** START OF Data in this exercise **
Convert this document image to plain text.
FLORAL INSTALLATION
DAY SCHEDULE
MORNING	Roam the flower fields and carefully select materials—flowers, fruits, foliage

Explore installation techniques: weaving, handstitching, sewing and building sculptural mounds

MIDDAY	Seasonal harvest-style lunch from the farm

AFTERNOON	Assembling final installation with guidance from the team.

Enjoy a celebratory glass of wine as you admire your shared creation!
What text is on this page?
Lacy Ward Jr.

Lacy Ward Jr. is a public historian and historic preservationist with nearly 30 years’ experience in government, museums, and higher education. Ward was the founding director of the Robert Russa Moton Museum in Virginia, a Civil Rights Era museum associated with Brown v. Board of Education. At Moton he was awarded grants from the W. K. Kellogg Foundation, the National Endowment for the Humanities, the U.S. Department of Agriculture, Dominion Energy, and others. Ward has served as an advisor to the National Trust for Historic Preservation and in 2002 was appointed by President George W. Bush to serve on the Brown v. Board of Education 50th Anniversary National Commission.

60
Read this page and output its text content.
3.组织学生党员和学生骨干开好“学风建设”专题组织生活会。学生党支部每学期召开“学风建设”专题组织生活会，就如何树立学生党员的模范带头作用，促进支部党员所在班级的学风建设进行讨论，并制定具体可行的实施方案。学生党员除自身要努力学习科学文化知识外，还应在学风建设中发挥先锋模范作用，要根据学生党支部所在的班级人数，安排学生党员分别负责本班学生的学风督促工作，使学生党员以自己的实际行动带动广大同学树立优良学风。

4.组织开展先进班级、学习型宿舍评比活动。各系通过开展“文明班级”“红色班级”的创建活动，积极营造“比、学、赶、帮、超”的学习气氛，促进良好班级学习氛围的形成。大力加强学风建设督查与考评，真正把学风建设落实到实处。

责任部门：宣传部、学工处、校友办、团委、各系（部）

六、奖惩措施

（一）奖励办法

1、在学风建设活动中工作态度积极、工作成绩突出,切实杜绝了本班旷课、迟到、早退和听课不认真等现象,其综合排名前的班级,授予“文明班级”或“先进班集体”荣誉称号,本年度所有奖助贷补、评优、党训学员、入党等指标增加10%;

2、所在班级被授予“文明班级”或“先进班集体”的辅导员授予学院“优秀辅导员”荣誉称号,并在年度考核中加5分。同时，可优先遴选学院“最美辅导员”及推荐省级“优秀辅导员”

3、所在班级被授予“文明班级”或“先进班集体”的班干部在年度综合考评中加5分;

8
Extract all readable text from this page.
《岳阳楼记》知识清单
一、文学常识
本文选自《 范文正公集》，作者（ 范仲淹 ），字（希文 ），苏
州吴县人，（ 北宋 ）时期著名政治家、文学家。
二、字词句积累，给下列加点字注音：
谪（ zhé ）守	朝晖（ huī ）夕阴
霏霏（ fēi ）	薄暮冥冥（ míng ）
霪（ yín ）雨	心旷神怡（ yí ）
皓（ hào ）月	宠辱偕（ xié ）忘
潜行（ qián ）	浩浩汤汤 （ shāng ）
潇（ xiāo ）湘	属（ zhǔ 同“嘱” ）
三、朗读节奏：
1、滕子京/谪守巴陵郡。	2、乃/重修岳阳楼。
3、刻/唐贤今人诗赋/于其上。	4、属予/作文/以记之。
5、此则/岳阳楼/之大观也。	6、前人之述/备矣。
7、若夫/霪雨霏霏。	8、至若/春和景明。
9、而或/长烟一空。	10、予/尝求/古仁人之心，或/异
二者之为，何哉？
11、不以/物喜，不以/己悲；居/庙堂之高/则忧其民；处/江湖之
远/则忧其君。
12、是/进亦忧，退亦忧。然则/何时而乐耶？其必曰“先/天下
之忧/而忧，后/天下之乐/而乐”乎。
** END OF Data in this exercise **
What is asked
Repeat exactly the lines from the line containing "What text is on this page?" through the end of the listing above; both boundary lines are part of the output.

Exercise result
What text is on this page?
Lacy Ward Jr.

Lacy Ward Jr. is a public historian and historic preservationist with nearly 30 years’ experience in government, museums, and higher education. Ward was the founding director of the Robert Russa Moton Museum in Virginia, a Civil Rights Era museum associated with Brown v. Board of Education. At Moton he was awarded grants from the W. K. Kellogg Foundation, the National Endowment for the Humanities, the U.S. Department of Agriculture, Dominion Energy, and others. Ward has served as an advisor to the National Trust for Historic Preservation and in 2002 was appointed by President George W. Bush to serve on the Brown v. Board of Education 50th Anniversary National Commission.

60
Read this page and output its text content.
3.组织学生党员和学生骨干开好“学风建设”专题组织生活会。学生党支部每学期召开“学风建设”专题组织生活会，就如何树立学生党员的模范带头作用，促进支部党员所在班级的学风建设进行讨论，并制定具体可行的实施方案。学生党员除自身要努力学习科学文化知识外，还应在学风建设中发挥先锋模范作用，要根据学生党支部所在的班级人数，安排学生党员分别负责本班学生的学风督促工作，使学生党员以自己的实际行动带动广大同学树立优良学风。

4.组织开展先进班级、学习型宿舍评比活动。各系通过开展“文明班级”“红色班级”的创建活动，积极营造“比、学、赶、帮、超”的学习气氛，促进良好班级学习氛围的形成。大力加强学风建设督查与考评，真正把学风建设落实到实处。

责任部门：宣传部、学工处、校友办、团委、各系（部）

六、奖惩措施

（一）奖励办法

1、在学风建设活动中工作态度积极、工作成绩突出,切实杜绝了本班旷课、迟到、早退和听课不认真等现象,其综合排名前的班级,授予“文明班级”或“先进班集体”荣誉称号,本年度所有奖助贷补、评优、党训学员、入党等指标增加10%;

2、所在班级被授予“文明班级”或“先进班集体”的辅导员授予学院“优秀辅导员”荣誉称号,并在年度考核中加5分。同时，可优先遴选学院“最美辅导员”及推荐省级“优秀辅导员”

3、所在班级被授予“文明班级”或“先进班集体”的班干部在年度综合考评中加5分;

8
Extract all readable text from this page.
《岳阳楼记》知识清单
一、文学常识
本文选自《 范文正公集》，作者（ 范仲淹 ），字（希文 ），苏
州吴县人，（ 北宋 ）时期著名政治家、文学家。
二、字词句积累，给下列加点字注音：
谪（ zhé ）守	朝晖（ huī ）夕阴
霏霏（ fēi ）	薄暮冥冥（ míng ）
霪（ yín ）雨	心旷神怡（ yí ）
皓（ hào ）月	宠辱偕（ xié ）忘
潜行（ qián ）	浩浩汤汤 （ shāng ）
潇（ xiāo ）湘	属（ zhǔ 同“嘱” ）
三、朗读节奏：
1、滕子京/谪守巴陵郡。	2、乃/重修岳阳楼。
3、刻/唐贤今人诗赋/于其上。	4、属予/作文/以记之。
5、此则/岳阳楼/之大观也。	6、前人之述/备矣。
7、若夫/霪雨霏霏。	8、至若/春和景明。
9、而或/长烟一空。	10、予/尝求/古仁人之心，或/异
二者之为，何哉？
11、不以/物喜，不以/己悲；居/庙堂之高/则忧其民；处/江湖之
远/则忧其君。
12、是/进亦忧，退亦忧。然则/何时而乐耶？其必曰“先/天下
之忧/而忧，后/天下之乐/而乐”乎。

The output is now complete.